▶ **Record extracts**
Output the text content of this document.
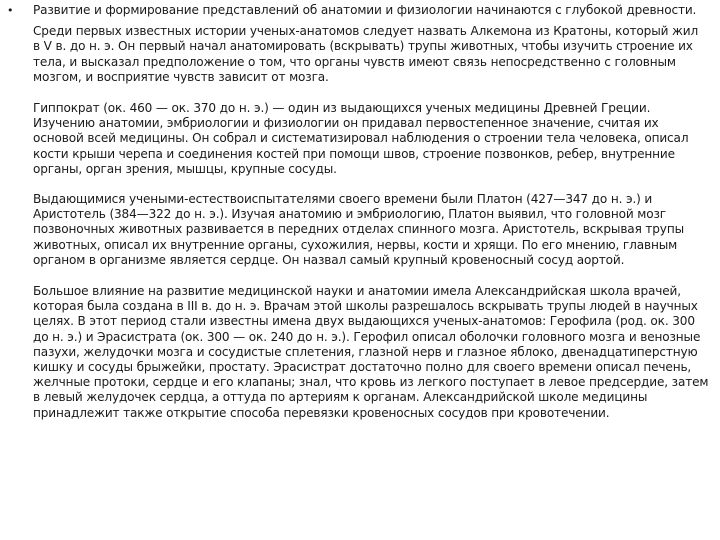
• Развитие и формирование представлений об анатомии и физиологии начинаются с глубокой древности.

Среди первых известных истории ученых-анатомов следует назвать Алкемона из Кратоны, который жил
в V в. до н. э. Он первый начал анатомировать (вскрывать) трупы животных, чтобы изучить строение их
тела, и высказал предположение о том, что органы чувств имеют связь непосредственно с головным
мозгом, и восприятие чувств зависит от мозга.

Гиппократ (ок. 460 — ок. 370 до н. э.) — один из выдающихся ученых медицины Древней Греции.
Изучению анатомии, эмбриологии и физиологии он придавал первостепенное значение, считая их
основой всей медицины. Он собрал и систематизировал наблюдения о строении тела человека, описал
кости крыши черепа и соединения костей при помощи швов, строение позвонков, ребер, внутренние
органы, орган зрения, мышцы, крупные сосуды.

Выдающимися учеными-естествоиспытателями своего времени были Платон (427—347 до н. э.) и
Аристотель (384—322 до н. э.). Изучая анатомию и эмбриологию, Платон выявил, что головной мозг
позвоночных животных развивается в передних отделах спинного мозга. Аристотель, вскрывая трупы
животных, описал их внутренние органы, сухожилия, нервы, кости и хрящи. По его мнению, главным
органом в организме является сердце. Он назвал самый крупный кровеносный сосуд аортой.

Большое влияние на развитие медицинской науки и анатомии имела Александрийская школа врачей,
которая была создана в III в. до н. э. Врачам этой школы разрешалось вскрывать трупы людей в научных
целях. В этот период стали известны имена двух выдающихся ученых-анатомов: Герофила (род. ок. 300
до н. э.) и Эрасистрата (ок. 300 — ок. 240 до н. э.). Герофил описал оболочки головного мозга и венозные
пазухи, желудочки мозга и сосудистые сплетения, глазной нерв и глазное яблоко, двенадцатиперстную
кишку и сосуды брыжейки, простату. Эрасистрат достаточно полно для своего времени описал печень,
желчные протоки, сердце и его клапаны; знал, что кровь из легкого поступает в левое предсердие, затем
в левый желудочек сердца, а оттуда по артериям к органам. Александрийской школе медицины
принадлежит также открытие способа перевязки кровеносных сосудов при кровотечении.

▶ **Given task**
Review the preceding data and report every line that includes the string "времени".

▶ **Task result**
Выдающимися учеными-естествоиспытателями своего времени были Платон (427—347 до н. э.) и
кишку и сосуды брыжейки, простату. Эрасистрат достаточно полно для своего времени описал печень,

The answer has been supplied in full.